* Information supplied
<<<<

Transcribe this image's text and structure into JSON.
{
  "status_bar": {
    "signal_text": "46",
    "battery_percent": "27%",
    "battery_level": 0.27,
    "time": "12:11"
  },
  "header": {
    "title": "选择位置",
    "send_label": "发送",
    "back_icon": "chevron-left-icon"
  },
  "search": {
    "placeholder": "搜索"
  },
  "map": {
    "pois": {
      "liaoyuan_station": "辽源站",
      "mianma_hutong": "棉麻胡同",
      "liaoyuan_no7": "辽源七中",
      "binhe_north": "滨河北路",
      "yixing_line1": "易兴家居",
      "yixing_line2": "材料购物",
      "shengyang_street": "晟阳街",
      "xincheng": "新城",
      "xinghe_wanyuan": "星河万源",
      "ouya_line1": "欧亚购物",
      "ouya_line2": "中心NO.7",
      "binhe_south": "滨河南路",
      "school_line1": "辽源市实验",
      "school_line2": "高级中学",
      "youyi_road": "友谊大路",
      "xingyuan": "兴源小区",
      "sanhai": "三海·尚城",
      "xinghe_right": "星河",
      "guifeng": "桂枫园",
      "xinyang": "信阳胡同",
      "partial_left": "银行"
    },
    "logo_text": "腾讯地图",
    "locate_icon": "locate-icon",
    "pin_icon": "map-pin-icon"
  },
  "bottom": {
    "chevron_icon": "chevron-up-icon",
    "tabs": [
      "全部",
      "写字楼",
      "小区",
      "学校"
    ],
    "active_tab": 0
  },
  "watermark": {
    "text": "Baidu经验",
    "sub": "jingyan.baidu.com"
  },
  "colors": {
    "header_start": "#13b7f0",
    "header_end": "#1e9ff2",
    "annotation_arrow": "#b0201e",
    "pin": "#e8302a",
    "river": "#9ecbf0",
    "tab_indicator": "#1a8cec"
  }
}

>>>>

* Written exercise
Extract the data in full. Keep it word for word.

* Solution
Transcribe this image's text and structure into JSON.
{
  "status_bar": {
    "signal_text": "46",
    "battery_percent": "27%",
    "battery_level": 0.27,
    "time": "12:11"
  },
  "header": {
    "title": "选择位置",
    "send_label": "发送",
    "back_icon": "chevron-left-icon"
  },
  "search": {
    "placeholder": "搜索"
  },
  "map": {
    "pois": {
      "liaoyuan_station": "辽源站",
      "mianma_hutong": "棉麻胡同",
      "liaoyuan_no7": "辽源七中",
      "binhe_north": "滨河北路",
      "yixing_line1": "易兴家居",
      "yixing_line2": "材料购物",
      "shengyang_street": "晟阳街",
      "xincheng": "新城",
      "xinghe_wanyuan": "星河万源",
      "ouya_line1": "欧亚购物",
      "ouya_line2": "中心NO.7",
      "binhe_south": "滨河南路",
      "school_line1": "辽源市实验",
      "school_line2": "高级中学",
      "youyi_road": "友谊大路",
      "xingyuan": "兴源小区",
      "sanhai": "三海·尚城",
      "xinghe_right": "星河",
      "guifeng": "桂枫园",
      "xinyang": "信阳胡同",
      "partial_left": "银行"
    },
    "logo_text": "腾讯地图",
    "locate_icon": "locate-icon",
    "pin_icon": "map-pin-icon"
  },
  "bottom": {
    "chevron_icon": "chevron-up-icon",
    "tabs": [
      "全部",
      "写字楼",
      "小区",
      "学校"
    ],
    "active_tab": 0
  },
  "watermark": {
    "text": "Baidu经验",
    "sub": "jingyan.baidu.com"
  },
  "colors": {
    "header_start": "#13b7f0",
    "header_end": "#1e9ff2",
    "annotation_arrow": "#b0201e",
    "pin": "#e8302a",
    "river": "#9ecbf0",
    "tab_indicator": "#1a8cec"
  }
}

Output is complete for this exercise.